The statistical analysis of calibration and validation results, for monthly runoff (Nagwan, Mahrand, Barisam and Banikdih) is presented in Table 2. The correlation coefficient (r) variation from 0.83 to 0.95 during calibration and validation period for the four watersheds shows a quite strong agreement between the measured and simulated runoff during the monsoon season. On the other side, NSE variation from 0.74 to 0.89 during calibration and validation period shows better agreement between the measured and simulated runoff. The higher values of r and NSE indicate that the model is well simulating the pattern and the magnitude of the runoff during the calibration and validation periods. At the same time, low value of PBIAS (varying from −13.65 to 9.76 % during calibration and validation period) indicates that the model is simulating runoff within the acceptable level of accuracy during the calibration and validation period for the four watersheds.

******************************

■ Set task A: Edit the records from their first line through the line with "series-line-roll-kf (225, 872, 2119, 921)", both ends included, so that "bounding boxes" becomes "box coordinates" and nothing else changes.
The text and the records come from unrelated sources.

Records of labeled boxes:

******************************

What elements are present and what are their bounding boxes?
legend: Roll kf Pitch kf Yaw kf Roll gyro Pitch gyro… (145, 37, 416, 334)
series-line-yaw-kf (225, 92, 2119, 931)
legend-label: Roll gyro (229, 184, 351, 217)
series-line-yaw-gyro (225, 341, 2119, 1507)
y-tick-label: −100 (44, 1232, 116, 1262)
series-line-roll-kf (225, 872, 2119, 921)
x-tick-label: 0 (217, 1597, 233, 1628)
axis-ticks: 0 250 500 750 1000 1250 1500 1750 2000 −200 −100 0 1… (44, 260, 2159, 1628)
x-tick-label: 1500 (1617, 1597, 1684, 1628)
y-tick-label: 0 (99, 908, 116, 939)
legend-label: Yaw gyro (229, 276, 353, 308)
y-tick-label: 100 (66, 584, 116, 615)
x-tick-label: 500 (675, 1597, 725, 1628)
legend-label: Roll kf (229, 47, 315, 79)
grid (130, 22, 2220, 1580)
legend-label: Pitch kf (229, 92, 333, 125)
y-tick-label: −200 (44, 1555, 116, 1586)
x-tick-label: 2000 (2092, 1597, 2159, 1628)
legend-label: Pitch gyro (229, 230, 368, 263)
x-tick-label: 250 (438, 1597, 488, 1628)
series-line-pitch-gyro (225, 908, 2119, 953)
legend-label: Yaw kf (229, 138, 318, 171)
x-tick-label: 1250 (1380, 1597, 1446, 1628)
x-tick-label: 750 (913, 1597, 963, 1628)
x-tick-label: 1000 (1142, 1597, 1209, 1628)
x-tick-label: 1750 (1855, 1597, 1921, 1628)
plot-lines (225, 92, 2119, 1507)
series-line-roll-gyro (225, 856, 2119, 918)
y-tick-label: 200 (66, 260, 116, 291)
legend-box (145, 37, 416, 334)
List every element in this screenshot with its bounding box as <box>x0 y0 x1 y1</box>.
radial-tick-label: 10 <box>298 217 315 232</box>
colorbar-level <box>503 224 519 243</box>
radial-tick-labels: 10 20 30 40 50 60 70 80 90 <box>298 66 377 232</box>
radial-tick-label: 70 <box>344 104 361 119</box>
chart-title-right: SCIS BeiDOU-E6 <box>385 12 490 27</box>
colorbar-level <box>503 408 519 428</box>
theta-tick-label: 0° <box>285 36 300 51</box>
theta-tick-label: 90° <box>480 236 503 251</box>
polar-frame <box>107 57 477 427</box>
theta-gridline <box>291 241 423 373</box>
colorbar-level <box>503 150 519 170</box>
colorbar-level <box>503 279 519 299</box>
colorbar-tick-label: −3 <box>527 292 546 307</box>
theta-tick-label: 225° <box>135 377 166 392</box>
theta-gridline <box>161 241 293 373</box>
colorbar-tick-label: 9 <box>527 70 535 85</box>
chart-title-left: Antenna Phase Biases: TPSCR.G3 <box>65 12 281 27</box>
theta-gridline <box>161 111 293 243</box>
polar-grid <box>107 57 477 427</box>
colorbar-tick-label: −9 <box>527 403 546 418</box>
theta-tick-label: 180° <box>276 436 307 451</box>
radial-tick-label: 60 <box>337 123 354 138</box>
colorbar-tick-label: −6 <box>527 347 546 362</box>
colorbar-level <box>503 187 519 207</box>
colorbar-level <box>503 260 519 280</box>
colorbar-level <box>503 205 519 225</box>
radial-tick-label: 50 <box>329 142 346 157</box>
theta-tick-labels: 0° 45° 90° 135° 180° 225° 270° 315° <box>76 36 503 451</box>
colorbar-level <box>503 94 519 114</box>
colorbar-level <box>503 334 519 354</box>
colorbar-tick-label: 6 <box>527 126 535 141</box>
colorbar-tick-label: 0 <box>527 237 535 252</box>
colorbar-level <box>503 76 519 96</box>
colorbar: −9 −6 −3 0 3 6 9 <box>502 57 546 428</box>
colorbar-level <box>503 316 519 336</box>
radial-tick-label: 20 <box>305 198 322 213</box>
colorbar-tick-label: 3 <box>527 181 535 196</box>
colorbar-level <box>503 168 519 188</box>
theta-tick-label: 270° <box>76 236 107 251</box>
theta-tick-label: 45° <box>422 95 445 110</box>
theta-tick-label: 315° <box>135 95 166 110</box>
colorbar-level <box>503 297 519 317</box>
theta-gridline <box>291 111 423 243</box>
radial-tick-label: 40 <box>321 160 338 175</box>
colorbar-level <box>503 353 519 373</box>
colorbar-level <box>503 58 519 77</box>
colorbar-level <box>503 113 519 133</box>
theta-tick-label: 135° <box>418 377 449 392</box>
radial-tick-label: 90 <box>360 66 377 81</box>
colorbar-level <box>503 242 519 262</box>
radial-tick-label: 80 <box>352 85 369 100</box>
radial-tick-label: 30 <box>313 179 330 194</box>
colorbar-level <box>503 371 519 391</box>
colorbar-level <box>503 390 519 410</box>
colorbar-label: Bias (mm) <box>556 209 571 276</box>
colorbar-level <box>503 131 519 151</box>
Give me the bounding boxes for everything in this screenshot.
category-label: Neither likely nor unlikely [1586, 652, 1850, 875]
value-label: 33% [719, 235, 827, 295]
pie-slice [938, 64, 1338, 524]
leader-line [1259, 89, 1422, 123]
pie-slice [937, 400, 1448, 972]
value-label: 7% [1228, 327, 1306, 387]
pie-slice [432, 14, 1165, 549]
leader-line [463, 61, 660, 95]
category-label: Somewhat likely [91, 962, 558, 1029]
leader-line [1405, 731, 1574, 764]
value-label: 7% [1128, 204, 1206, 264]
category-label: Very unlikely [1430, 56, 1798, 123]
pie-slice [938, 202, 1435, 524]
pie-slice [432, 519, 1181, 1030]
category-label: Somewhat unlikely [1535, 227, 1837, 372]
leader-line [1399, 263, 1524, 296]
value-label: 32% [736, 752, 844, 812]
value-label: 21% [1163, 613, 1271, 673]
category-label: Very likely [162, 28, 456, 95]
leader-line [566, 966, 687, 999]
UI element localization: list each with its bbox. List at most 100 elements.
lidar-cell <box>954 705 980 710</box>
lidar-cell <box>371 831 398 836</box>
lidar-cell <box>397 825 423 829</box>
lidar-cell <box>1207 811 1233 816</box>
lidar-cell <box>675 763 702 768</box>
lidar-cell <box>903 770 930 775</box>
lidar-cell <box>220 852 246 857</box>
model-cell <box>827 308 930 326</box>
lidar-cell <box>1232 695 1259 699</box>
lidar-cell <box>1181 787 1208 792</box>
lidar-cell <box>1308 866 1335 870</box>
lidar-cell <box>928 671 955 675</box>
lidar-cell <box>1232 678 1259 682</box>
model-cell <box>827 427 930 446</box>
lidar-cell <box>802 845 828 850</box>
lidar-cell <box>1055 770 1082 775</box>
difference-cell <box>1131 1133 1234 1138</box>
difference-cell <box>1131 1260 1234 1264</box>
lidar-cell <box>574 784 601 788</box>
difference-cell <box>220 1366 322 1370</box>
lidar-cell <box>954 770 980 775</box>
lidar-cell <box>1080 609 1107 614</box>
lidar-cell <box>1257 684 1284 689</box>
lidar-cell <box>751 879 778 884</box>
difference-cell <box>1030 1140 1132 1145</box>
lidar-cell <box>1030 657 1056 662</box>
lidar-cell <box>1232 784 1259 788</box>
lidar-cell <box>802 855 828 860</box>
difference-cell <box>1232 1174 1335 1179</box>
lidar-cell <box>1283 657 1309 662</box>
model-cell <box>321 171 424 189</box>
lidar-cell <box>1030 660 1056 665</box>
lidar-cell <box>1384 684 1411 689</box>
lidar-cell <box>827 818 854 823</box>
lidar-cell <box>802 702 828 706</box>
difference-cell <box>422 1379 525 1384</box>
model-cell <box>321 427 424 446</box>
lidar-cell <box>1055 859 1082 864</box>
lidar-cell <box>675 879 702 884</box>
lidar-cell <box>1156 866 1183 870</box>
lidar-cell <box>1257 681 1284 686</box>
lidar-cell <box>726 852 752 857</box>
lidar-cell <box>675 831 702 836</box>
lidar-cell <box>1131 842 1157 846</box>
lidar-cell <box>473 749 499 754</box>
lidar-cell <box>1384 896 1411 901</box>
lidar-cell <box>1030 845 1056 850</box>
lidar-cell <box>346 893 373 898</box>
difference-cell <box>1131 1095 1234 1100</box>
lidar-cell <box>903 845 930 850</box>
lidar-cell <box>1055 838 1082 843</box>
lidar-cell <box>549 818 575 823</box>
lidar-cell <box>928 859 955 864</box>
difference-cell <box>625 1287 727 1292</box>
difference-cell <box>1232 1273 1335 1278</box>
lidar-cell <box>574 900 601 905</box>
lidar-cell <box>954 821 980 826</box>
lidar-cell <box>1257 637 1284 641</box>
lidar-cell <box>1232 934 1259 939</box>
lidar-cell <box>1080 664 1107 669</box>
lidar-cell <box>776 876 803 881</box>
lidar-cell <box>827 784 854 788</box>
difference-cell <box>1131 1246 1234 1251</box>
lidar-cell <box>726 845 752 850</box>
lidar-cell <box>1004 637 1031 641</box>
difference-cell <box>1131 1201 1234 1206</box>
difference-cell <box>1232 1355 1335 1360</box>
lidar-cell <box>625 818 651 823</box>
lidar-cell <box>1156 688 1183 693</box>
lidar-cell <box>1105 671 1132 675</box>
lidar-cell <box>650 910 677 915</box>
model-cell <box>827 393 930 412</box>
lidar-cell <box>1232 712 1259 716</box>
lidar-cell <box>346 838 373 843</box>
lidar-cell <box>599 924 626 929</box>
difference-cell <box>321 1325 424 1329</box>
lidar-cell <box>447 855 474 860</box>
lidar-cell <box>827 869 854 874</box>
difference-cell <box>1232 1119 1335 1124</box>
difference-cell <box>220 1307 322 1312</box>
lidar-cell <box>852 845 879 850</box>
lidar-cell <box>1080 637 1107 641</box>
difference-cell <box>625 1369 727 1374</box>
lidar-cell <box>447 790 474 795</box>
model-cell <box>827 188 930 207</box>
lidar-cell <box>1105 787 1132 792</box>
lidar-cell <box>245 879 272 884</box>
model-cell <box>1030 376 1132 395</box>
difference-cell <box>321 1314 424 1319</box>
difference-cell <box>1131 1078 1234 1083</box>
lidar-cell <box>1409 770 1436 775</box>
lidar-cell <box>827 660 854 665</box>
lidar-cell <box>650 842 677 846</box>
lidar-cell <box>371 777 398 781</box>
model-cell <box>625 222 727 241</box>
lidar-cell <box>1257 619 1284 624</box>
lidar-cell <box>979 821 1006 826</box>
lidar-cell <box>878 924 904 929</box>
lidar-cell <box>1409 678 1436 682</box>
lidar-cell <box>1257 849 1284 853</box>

******************************

■ Set task B: Write out the whole text on runoff calibration and validation again, word for word.

■ Finished answer A:
What elements are present and what are their box coordinates?
legend: Roll kf Pitch kf Yaw kf Roll gyro Pitch gyro… (145, 37, 416, 334)
series-line-yaw-kf (225, 92, 2119, 931)
legend-label: Roll gyro (229, 184, 351, 217)
series-line-yaw-gyro (225, 341, 2119, 1507)
y-tick-label: −100 (44, 1232, 116, 1262)
series-line-roll-kf (225, 872, 2119, 921)

■ Finished answer B:
The statistical analysis of calibration and validation results, for monthly runoff (Nagwan, Mahrand, Barisam and Banikdih) is presented in Table 2. The correlation coefficient (r) variation from 0.83 to 0.95 during calibration and validation period for the four watersheds shows a quite strong agreement between the measured and simulated runoff during the monsoon season. On the other side, NSE variation from 0.74 to 0.89 during calibration and validation period shows better agreement between the measured and simulated runoff. The higher values of r and NSE indicate that the model is well simulating the pattern and the magnitude of the runoff during the calibration and validation periods. At the same time, low value of PBIAS (varying from −13.65 to 9.76 % during calibration and validation period) indicates that the model is simulating runoff within the acceptable level of accuracy during the calibration and validation period for the four watersheds.